* START Supplied information *
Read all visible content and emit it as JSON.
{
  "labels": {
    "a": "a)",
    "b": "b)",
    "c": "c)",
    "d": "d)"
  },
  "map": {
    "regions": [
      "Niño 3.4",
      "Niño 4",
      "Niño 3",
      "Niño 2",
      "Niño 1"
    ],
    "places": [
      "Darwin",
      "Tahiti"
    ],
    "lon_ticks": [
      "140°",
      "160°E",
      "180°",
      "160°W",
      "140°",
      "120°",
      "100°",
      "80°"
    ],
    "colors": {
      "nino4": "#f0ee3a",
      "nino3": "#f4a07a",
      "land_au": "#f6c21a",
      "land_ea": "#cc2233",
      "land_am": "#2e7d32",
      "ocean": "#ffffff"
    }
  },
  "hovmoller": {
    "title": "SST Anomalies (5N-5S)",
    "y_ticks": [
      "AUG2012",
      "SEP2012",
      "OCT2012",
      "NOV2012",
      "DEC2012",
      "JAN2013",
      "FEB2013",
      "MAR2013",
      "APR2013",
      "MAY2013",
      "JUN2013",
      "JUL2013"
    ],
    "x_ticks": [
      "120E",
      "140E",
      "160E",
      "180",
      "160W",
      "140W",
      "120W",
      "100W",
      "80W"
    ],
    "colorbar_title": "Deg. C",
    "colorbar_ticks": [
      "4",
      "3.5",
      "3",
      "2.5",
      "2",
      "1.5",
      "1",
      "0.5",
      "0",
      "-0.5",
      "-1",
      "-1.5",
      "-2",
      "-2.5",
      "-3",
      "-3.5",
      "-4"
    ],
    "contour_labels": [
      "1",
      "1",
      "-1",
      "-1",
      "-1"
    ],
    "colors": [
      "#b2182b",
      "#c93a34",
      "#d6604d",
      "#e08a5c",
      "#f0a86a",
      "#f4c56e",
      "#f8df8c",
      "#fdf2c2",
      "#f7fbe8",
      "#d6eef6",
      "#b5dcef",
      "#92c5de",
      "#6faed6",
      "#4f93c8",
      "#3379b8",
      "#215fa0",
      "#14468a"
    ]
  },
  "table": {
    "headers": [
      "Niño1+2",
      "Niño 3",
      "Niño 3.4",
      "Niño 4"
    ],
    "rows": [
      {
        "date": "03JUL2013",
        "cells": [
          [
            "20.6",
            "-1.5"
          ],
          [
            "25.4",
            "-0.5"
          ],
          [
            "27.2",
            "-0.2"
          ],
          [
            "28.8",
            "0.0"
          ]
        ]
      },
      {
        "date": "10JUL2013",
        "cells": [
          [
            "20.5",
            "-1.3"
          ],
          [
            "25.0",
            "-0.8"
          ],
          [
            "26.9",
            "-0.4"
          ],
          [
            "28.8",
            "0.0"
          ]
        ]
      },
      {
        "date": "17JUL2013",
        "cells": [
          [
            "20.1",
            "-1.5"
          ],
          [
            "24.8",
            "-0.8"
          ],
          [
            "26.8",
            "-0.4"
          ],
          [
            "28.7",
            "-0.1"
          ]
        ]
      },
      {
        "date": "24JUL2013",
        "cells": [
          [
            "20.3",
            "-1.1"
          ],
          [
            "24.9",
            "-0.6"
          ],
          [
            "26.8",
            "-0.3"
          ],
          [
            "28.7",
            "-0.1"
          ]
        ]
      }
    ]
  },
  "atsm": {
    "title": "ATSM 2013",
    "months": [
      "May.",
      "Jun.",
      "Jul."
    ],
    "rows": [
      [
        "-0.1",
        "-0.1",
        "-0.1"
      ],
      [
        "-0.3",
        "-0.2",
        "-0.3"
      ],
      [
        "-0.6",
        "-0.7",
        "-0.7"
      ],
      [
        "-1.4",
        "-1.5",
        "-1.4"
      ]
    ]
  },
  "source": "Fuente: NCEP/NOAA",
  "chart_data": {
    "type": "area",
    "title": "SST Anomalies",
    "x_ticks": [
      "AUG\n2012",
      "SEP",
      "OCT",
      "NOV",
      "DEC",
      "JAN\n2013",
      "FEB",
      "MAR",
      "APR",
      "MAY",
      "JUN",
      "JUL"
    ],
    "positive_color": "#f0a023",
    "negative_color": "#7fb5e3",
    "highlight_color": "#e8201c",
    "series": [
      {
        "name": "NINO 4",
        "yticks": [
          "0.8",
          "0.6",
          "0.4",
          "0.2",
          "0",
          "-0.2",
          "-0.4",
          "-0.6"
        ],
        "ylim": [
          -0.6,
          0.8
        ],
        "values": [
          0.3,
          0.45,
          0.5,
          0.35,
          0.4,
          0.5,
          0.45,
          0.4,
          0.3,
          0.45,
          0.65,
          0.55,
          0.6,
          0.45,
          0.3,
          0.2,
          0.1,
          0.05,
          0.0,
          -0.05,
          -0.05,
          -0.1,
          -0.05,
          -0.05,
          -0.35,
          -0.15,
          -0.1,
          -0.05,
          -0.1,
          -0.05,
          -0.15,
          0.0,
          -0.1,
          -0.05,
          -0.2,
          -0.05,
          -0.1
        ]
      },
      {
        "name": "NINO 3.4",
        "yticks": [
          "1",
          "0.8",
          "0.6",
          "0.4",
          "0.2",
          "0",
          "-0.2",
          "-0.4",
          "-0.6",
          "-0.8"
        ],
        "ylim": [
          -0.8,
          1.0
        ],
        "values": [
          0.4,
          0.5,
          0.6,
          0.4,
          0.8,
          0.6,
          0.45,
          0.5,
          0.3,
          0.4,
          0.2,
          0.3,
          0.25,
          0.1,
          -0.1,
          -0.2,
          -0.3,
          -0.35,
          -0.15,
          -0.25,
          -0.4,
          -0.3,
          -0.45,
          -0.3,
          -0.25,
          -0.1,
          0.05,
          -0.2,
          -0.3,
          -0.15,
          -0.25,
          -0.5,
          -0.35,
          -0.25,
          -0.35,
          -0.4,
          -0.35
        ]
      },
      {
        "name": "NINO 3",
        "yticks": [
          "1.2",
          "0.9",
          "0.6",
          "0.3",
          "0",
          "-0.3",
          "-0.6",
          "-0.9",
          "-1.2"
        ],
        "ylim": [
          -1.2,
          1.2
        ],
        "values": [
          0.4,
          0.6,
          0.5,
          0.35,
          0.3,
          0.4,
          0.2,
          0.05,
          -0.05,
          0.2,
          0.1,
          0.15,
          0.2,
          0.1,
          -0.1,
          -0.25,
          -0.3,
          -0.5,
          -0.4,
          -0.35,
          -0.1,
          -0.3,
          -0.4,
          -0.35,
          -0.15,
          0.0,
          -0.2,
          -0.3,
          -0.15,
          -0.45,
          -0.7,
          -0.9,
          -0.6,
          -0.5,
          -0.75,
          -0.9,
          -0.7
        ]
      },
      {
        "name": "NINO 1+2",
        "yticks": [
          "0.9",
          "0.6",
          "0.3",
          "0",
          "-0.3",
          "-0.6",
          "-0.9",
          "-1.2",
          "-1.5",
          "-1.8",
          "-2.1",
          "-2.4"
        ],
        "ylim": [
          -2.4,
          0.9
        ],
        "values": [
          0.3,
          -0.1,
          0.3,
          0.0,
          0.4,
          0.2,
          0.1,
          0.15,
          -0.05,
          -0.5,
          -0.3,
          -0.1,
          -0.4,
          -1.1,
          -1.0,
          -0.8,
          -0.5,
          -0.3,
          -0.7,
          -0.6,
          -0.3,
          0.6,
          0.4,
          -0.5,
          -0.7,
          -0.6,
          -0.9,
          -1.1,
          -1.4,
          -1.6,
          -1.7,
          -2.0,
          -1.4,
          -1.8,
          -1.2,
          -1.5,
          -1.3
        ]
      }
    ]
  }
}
* END Supplied information *
--- Objective ---
Reproduce each entry word for word.

--- Expected answer ---
Read all visible content and emit it as JSON.
{
  "labels": {
    "a": "a)",
    "b": "b)",
    "c": "c)",
    "d": "d)"
  },
  "map": {
    "regions": [
      "Niño 3.4",
      "Niño 4",
      "Niño 3",
      "Niño 2",
      "Niño 1"
    ],
    "places": [
      "Darwin",
      "Tahiti"
    ],
    "lon_ticks": [
      "140°",
      "160°E",
      "180°",
      "160°W",
      "140°",
      "120°",
      "100°",
      "80°"
    ],
    "colors": {
      "nino4": "#f0ee3a",
      "nino3": "#f4a07a",
      "land_au": "#f6c21a",
      "land_ea": "#cc2233",
      "land_am": "#2e7d32",
      "ocean": "#ffffff"
    }
  },
  "hovmoller": {
    "title": "SST Anomalies (5N-5S)",
    "y_ticks": [
      "AUG2012",
      "SEP2012",
      "OCT2012",
      "NOV2012",
      "DEC2012",
      "JAN2013",
      "FEB2013",
      "MAR2013",
      "APR2013",
      "MAY2013",
      "JUN2013",
      "JUL2013"
    ],
    "x_ticks": [
      "120E",
      "140E",
      "160E",
      "180",
      "160W",
      "140W",
      "120W",
      "100W",
      "80W"
    ],
    "colorbar_title": "Deg. C",
    "colorbar_ticks": [
      "4",
      "3.5",
      "3",
      "2.5",
      "2",
      "1.5",
      "1",
      "0.5",
      "0",
      "-0.5",
      "-1",
      "-1.5",
      "-2",
      "-2.5",
      "-3",
      "-3.5",
      "-4"
    ],
    "contour_labels": [
      "1",
      "1",
      "-1",
      "-1",
      "-1"
    ],
    "colors": [
      "#b2182b",
      "#c93a34",
      "#d6604d",
      "#e08a5c",
      "#f0a86a",
      "#f4c56e",
      "#f8df8c",
      "#fdf2c2",
      "#f7fbe8",
      "#d6eef6",
      "#b5dcef",
      "#92c5de",
      "#6faed6",
      "#4f93c8",
      "#3379b8",
      "#215fa0",
      "#14468a"
    ]
  },
  "table": {
    "headers": [
      "Niño1+2",
      "Niño 3",
      "Niño 3.4",
      "Niño 4"
    ],
    "rows": [
      {
        "date": "03JUL2013",
        "cells": [
          [
            "20.6",
            "-1.5"
          ],
          [
            "25.4",
            "-0.5"
          ],
          [
            "27.2",
            "-0.2"
          ],
          [
            "28.8",
            "0.0"
          ]
        ]
      },
      {
        "date": "10JUL2013",
        "cells": [
          [
            "20.5",
            "-1.3"
          ],
          [
            "25.0",
            "-0.8"
          ],
          [
            "26.9",
            "-0.4"
          ],
          [
            "28.8",
            "0.0"
          ]
        ]
      },
      {
        "date": "17JUL2013",
        "cells": [
          [
            "20.1",
            "-1.5"
          ],
          [
            "24.8",
            "-0.8"
          ],
          [
            "26.8",
            "-0.4"
          ],
          [
            "28.7",
            "-0.1"
          ]
        ]
      },
      {
        "date": "24JUL2013",
        "cells": [
          [
            "20.3",
            "-1.1"
          ],
          [
            "24.9",
            "-0.6"
          ],
          [
            "26.8",
            "-0.3"
          ],
          [
            "28.7",
            "-0.1"
          ]
        ]
      }
    ]
  },
  "atsm": {
    "title": "ATSM 2013",
    "months": [
      "May.",
      "Jun.",
      "Jul."
    ],
    "rows": [
      [
        "-0.1",
        "-0.1",
        "-0.1"
      ],
      [
        "-0.3",
        "-0.2",
        "-0.3"
      ],
      [
        "-0.6",
        "-0.7",
        "-0.7"
      ],
      [
        "-1.4",
        "-1.5",
        "-1.4"
      ]
    ]
  },
  "source": "Fuente: NCEP/NOAA",
  "chart_data": {
    "type": "area",
    "title": "SST Anomalies",
    "x_ticks": [
      "AUG\n2012",
      "SEP",
      "OCT",
      "NOV",
      "DEC",
      "JAN\n2013",
      "FEB",
      "MAR",
      "APR",
      "MAY",
      "JUN",
      "JUL"
    ],
    "positive_color": "#f0a023",
    "negative_color": "#7fb5e3",
    "highlight_color": "#e8201c",
    "series": [
      {
        "name": "NINO 4",
        "yticks": [
          "0.8",
          "0.6",
          "0.4",
          "0.2",
          "0",
          "-0.2",
          "-0.4",
          "-0.6"
        ],
        "ylim": [
          -0.6,
          0.8
        ],
        "values": [
          0.3,
          0.45,
          0.5,
          0.35,
          0.4,
          0.5,
          0.45,
          0.4,
          0.3,
          0.45,
          0.65,
          0.55,
          0.6,
          0.45,
          0.3,
          0.2,
          0.1,
          0.05,
          0.0,
          -0.05,
          -0.05,
          -0.1,
          -0.05,
          -0.05,
          -0.35,
          -0.15,
          -0.1,
          -0.05,
          -0.1,
          -0.05,
          -0.15,
          0.0,
          -0.1,
          -0.05,
          -0.2,
          -0.05,
          -0.1
        ]
      },
      {
        "name": "NINO 3.4",
        "yticks": [
          "1",
          "0.8",
          "0.6",
          "0.4",
          "0.2",
          "0",
          "-0.2",
          "-0.4",
          "-0.6",
          "-0.8"
        ],
        "ylim": [
          -0.8,
          1.0
        ],
        "values": [
          0.4,
          0.5,
          0.6,
          0.4,
          0.8,
          0.6,
          0.45,
          0.5,
          0.3,
          0.4,
          0.2,
          0.3,
          0.25,
          0.1,
          -0.1,
          -0.2,
          -0.3,
          -0.35,
          -0.15,
          -0.25,
          -0.4,
          -0.3,
          -0.45,
          -0.3,
          -0.25,
          -0.1,
          0.05,
          -0.2,
          -0.3,
          -0.15,
          -0.25,
          -0.5,
          -0.35,
          -0.25,
          -0.35,
          -0.4,
          -0.35
        ]
      },
      {
        "name": "NINO 3",
        "yticks": [
          "1.2",
          "0.9",
          "0.6",
          "0.3",
          "0",
          "-0.3",
          "-0.6",
          "-0.9",
          "-1.2"
        ],
        "ylim": [
          -1.2,
          1.2
        ],
        "values": [
          0.4,
          0.6,
          0.5,
          0.35,
          0.3,
          0.4,
          0.2,
          0.05,
          -0.05,
          0.2,
          0.1,
          0.15,
          0.2,
          0.1,
          -0.1,
          -0.25,
          -0.3,
          -0.5,
          -0.4,
          -0.35,
          -0.1,
          -0.3,
          -0.4,
          -0.35,
          -0.15,
          0.0,
          -0.2,
          -0.3,
          -0.15,
          -0.45,
          -0.7,
          -0.9,
          -0.6,
          -0.5,
          -0.75,
          -0.9,
          -0.7
        ]
      },
      {
        "name": "NINO 1+2",
        "yticks": [
          "0.9",
          "0.6",
          "0.3",
          "0",
          "-0.3",
          "-0.6",
          "-0.9",
          "-1.2",
          "-1.5",
          "-1.8",
          "-2.1",
          "-2.4"
        ],
        "ylim": [
          -2.4,
          0.9
        ],
        "values": [
          0.3,
          -0.1,
          0.3,
          0.0,
          0.4,
          0.2,
          0.1,
          0.15,
          -0.05,
          -0.5,
          -0.3,
          -0.1,
          -0.4,
          -1.1,
          -1.0,
          -0.8,
          -0.5,
          -0.3,
          -0.7,
          -0.6,
          -0.3,
          0.6,
          0.4,
          -0.5,
          -0.7,
          -0.6,
          -0.9,
          -1.1,
          -1.4,
          -1.6,
          -1.7,
          -2.0,
          -1.4,
          -1.8,
          -1.2,
          -1.5,
          -1.3
        ]
      }
    ]
  }
}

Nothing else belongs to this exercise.